(Dataset entries)
--- --- ---

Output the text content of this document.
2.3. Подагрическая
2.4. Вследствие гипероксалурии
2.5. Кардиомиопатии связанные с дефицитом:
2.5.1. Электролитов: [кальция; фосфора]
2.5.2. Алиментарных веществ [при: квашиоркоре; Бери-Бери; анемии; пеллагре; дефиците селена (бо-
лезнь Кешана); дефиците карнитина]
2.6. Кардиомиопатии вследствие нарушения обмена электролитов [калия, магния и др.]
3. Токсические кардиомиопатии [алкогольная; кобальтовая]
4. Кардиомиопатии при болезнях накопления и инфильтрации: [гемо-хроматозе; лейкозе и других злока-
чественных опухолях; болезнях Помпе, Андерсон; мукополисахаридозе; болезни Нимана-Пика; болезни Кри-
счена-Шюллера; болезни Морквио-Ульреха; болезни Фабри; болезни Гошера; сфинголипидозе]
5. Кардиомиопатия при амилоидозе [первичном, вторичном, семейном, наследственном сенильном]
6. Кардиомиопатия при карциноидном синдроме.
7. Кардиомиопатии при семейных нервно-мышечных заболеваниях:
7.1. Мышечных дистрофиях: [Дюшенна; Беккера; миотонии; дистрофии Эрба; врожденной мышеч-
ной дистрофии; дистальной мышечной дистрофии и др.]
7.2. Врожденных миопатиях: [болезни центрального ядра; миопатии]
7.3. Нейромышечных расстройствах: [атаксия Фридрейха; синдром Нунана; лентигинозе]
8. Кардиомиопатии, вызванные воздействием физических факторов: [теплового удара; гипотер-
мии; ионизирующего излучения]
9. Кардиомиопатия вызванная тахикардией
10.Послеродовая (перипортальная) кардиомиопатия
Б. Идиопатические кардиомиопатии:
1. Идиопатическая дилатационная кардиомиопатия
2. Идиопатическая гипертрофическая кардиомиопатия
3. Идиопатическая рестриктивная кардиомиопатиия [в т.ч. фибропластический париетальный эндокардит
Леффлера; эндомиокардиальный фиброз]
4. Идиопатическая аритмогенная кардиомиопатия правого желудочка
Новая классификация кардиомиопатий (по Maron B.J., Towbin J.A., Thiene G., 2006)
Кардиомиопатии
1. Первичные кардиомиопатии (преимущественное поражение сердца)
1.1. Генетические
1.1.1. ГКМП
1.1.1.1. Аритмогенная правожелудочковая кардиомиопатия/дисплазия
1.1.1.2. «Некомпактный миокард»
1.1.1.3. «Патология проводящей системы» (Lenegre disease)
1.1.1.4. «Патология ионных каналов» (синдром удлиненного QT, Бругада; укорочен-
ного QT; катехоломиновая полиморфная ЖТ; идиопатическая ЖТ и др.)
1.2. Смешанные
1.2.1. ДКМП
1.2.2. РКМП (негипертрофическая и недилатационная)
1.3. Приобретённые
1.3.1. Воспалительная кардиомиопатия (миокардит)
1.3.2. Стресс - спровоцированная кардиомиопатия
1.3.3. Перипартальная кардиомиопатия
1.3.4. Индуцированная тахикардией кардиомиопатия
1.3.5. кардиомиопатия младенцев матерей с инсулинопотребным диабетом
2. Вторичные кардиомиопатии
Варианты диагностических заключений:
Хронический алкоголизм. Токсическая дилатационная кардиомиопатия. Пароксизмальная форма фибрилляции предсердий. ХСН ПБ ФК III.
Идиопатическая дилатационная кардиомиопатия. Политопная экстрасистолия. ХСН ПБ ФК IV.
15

--- --- ---

▶ **Directions**: Gather and return every line that holds the string "болезни".

▶ **Full output**:
чественных опухолях; болезнях Помпе, Андерсон; мукополисахаридозе; болезни Нимана-Пика; болезни Кри-
счена-Шюллера; болезни Морквио-Ульреха; болезни Фабри; болезни Гошера; сфинголипидозе]
7.2. Врожденных миопатиях: [болезни центрального ядра; миопатии]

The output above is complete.